Work to complete: Write out all the lines again, precisely as they stand, but without the images.

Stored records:
********

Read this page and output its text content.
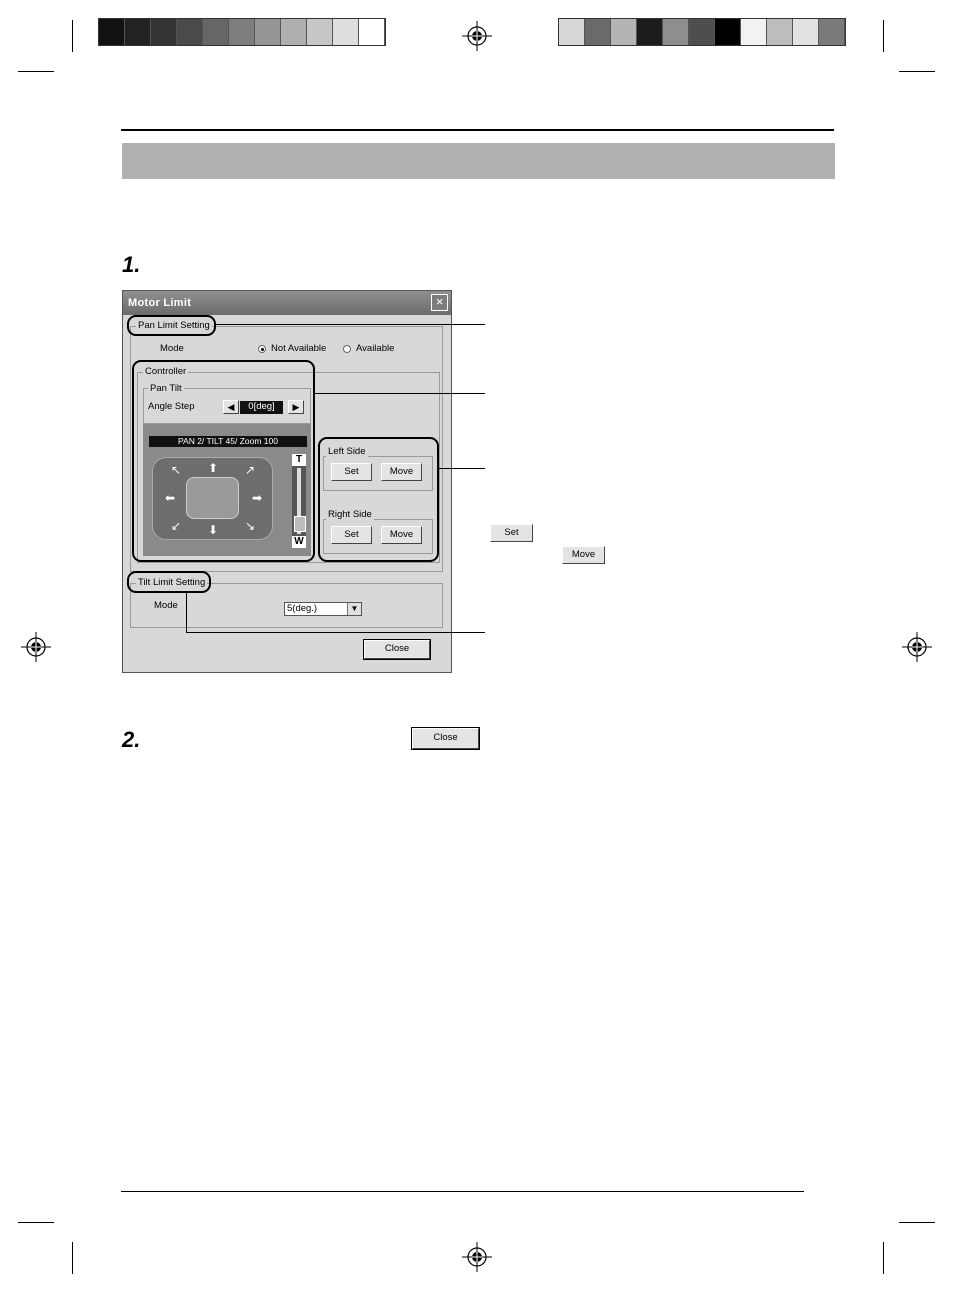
1.
Motor Limit	×
Pan Limit Setting
Mode	Not Available	Available
Controller
Pan Tilt
Angle Step	◀	0[deg]	▶
PAN 2/ TILT 45/ Zoom 100
↖	⬆	↗
⬅	➡
↙	⬇	↘
T
W
Left Side
Set	Move
Right Side
Set	Move
Tilt Limit Setting
Mode	5(deg.)	▼
Close
Set
Move
2.	Close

********

Exercise solution:
Read this page and output its text content.
1.
Motor Limit	×
Pan Limit Setting
Mode	Not Available	Available
Controller
Pan Tilt
Angle Step	◀	0[deg]	▶
PAN 2/ TILT 45/ Zoom 100
↖	⬆	↗
⬅	➡
↙	⬇	↘
T
W
Left Side
Set	Move
Right Side
Set	Move
Tilt Limit Setting
Mode	5(deg.)	▼
Close
Set
Move
2.	Close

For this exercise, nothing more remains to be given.